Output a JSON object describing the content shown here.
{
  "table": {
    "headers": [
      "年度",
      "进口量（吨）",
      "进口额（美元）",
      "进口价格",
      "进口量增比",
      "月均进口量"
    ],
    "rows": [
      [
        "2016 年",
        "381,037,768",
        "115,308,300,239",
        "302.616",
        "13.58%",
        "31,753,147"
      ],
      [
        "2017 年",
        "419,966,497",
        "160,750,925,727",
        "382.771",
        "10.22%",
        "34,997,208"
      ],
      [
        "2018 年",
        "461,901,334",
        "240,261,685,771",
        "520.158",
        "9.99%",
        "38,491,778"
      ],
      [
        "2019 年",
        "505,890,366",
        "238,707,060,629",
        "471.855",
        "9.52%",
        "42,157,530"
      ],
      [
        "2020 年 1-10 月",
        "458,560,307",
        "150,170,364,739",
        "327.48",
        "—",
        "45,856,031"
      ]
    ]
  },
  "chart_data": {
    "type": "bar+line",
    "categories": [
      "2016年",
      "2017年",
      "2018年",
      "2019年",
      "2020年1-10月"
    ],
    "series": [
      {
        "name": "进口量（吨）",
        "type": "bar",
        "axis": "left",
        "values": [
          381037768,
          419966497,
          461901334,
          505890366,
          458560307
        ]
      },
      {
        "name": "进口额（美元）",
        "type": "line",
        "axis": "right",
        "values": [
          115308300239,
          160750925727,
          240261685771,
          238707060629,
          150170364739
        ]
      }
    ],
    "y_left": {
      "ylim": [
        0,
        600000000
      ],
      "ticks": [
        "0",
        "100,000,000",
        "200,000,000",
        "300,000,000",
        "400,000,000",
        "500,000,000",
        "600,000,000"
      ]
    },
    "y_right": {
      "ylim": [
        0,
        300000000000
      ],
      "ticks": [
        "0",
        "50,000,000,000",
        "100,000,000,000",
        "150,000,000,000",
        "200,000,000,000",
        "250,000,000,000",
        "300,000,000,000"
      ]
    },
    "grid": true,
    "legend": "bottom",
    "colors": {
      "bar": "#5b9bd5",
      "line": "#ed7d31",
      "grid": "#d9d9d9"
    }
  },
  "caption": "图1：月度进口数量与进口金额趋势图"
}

→ **WHAT TO WORK ON**: Write the material out exactly, with nothing left out.

→ **TASK OUTPUT**:
Output a JSON object describing the content shown here.
{
  "table": {
    "headers": [
      "年度",
      "进口量（吨）",
      "进口额（美元）",
      "进口价格",
      "进口量增比",
      "月均进口量"
    ],
    "rows": [
      [
        "2016 年",
        "381,037,768",
        "115,308,300,239",
        "302.616",
        "13.58%",
        "31,753,147"
      ],
      [
        "2017 年",
        "419,966,497",
        "160,750,925,727",
        "382.771",
        "10.22%",
        "34,997,208"
      ],
      [
        "2018 年",
        "461,901,334",
        "240,261,685,771",
        "520.158",
        "9.99%",
        "38,491,778"
      ],
      [
        "2019 年",
        "505,890,366",
        "238,707,060,629",
        "471.855",
        "9.52%",
        "42,157,530"
      ],
      [
        "2020 年 1-10 月",
        "458,560,307",
        "150,170,364,739",
        "327.48",
        "—",
        "45,856,031"
      ]
    ]
  },
  "chart_data": {
    "type": "bar+line",
    "categories": [
      "2016年",
      "2017年",
      "2018年",
      "2019年",
      "2020年1-10月"
    ],
    "series": [
      {
        "name": "进口量（吨）",
        "type": "bar",
        "axis": "left",
        "values": [
          381037768,
          419966497,
          461901334,
          505890366,
          458560307
        ]
      },
      {
        "name": "进口额（美元）",
        "type": "line",
        "axis": "right",
        "values": [
          115308300239,
          160750925727,
          240261685771,
          238707060629,
          150170364739
        ]
      }
    ],
    "y_left": {
      "ylim": [
        0,
        600000000
      ],
      "ticks": [
        "0",
        "100,000,000",
        "200,000,000",
        "300,000,000",
        "400,000,000",
        "500,000,000",
        "600,000,000"
      ]
    },
    "y_right": {
      "ylim": [
        0,
        300000000000
      ],
      "ticks": [
        "0",
        "50,000,000,000",
        "100,000,000,000",
        "150,000,000,000",
        "200,000,000,000",
        "250,000,000,000",
        "300,000,000,000"
      ]
    },
    "grid": true,
    "legend": "bottom",
    "colors": {
      "bar": "#5b9bd5",
      "line": "#ed7d31",
      "grid": "#d9d9d9"
    }
  },
  "caption": "图1：月度进口数量与进口金额趋势图"
}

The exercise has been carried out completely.